Direction —
Copy all of the material exactly. Pictures are not to appear in the copy.

Stored records —

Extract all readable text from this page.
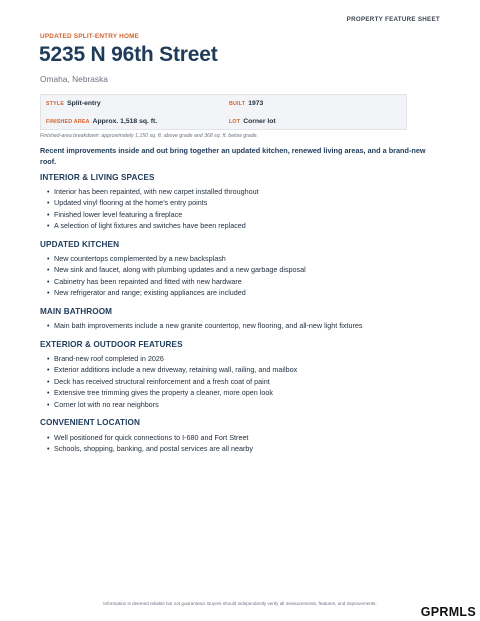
PROPERTY FEATURE SHEET
UPDATED SPLIT-ENTRY HOME
5235 N 96th Street
Omaha, Nebraska
STYLE Split-entry	BUILT 1973
FINISHED AREA Approx. 1,518 sq. ft.	LOT Corner lot
Finished-area breakdown: approximately 1,150 sq. ft. above grade and 368 sq. ft. below grade.
Recent improvements inside and out bring together an updated kitchen, renewed living areas, and a brand-new roof.
INTERIOR & LIVING SPACES
• Interior has been repainted, with new carpet installed throughout
• Updated vinyl flooring at the home’s entry points
• Finished lower level featuring a fireplace
• A selection of light fixtures and switches have been replaced
UPDATED KITCHEN
• New countertops complemented by a new backsplash
• New sink and faucet, along with plumbing updates and a new garbage disposal
• Cabinetry has been repainted and fitted with new hardware
• New refrigerator and range; existing appliances are included
MAIN BATHROOM
• Main bath improvements include a new granite countertop, new flooring, and all-new light fixtures
EXTERIOR & OUTDOOR FEATURES
• Brand-new roof completed in 2026
• Exterior additions include a new driveway, retaining wall, railing, and mailbox
• Deck has received structural reinforcement and a fresh coat of paint
• Extensive tree trimming gives the property a cleaner, more open look
• Corner lot with no rear neighbors
CONVENIENT LOCATION
• Well positioned for quick connections to I-680 and Fort Street
• Schools, shopping, banking, and postal services are all nearby
Information is deemed reliable but not guaranteed. Buyers should independently verify all measurements, features, and improvements.
GPRMLS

Exercise response —
Extract all readable text from this page.
PROPERTY FEATURE SHEET
UPDATED SPLIT-ENTRY HOME
5235 N 96th Street
Omaha, Nebraska
STYLE Split-entry	BUILT 1973
FINISHED AREA Approx. 1,518 sq. ft.	LOT Corner lot
Finished-area breakdown: approximately 1,150 sq. ft. above grade and 368 sq. ft. below grade.
Recent improvements inside and out bring together an updated kitchen, renewed living areas, and a brand-new roof.
INTERIOR & LIVING SPACES
• Interior has been repainted, with new carpet installed throughout
• Updated vinyl flooring at the home’s entry points
• Finished lower level featuring a fireplace
• A selection of light fixtures and switches have been replaced
UPDATED KITCHEN
• New countertops complemented by a new backsplash
• New sink and faucet, along with plumbing updates and a new garbage disposal
• Cabinetry has been repainted and fitted with new hardware
• New refrigerator and range; existing appliances are included
MAIN BATHROOM
• Main bath improvements include a new granite countertop, new flooring, and all-new light fixtures
EXTERIOR & OUTDOOR FEATURES
• Brand-new roof completed in 2026
• Exterior additions include a new driveway, retaining wall, railing, and mailbox
• Deck has received structural reinforcement and a fresh coat of paint
• Extensive tree trimming gives the property a cleaner, more open look
• Corner lot with no rear neighbors
CONVENIENT LOCATION
• Well positioned for quick connections to I-680 and Fort Street
• Schools, shopping, banking, and postal services are all nearby
Information is deemed reliable but not guaranteed. Buyers should independently verify all measurements, features, and improvements.
GPRMLS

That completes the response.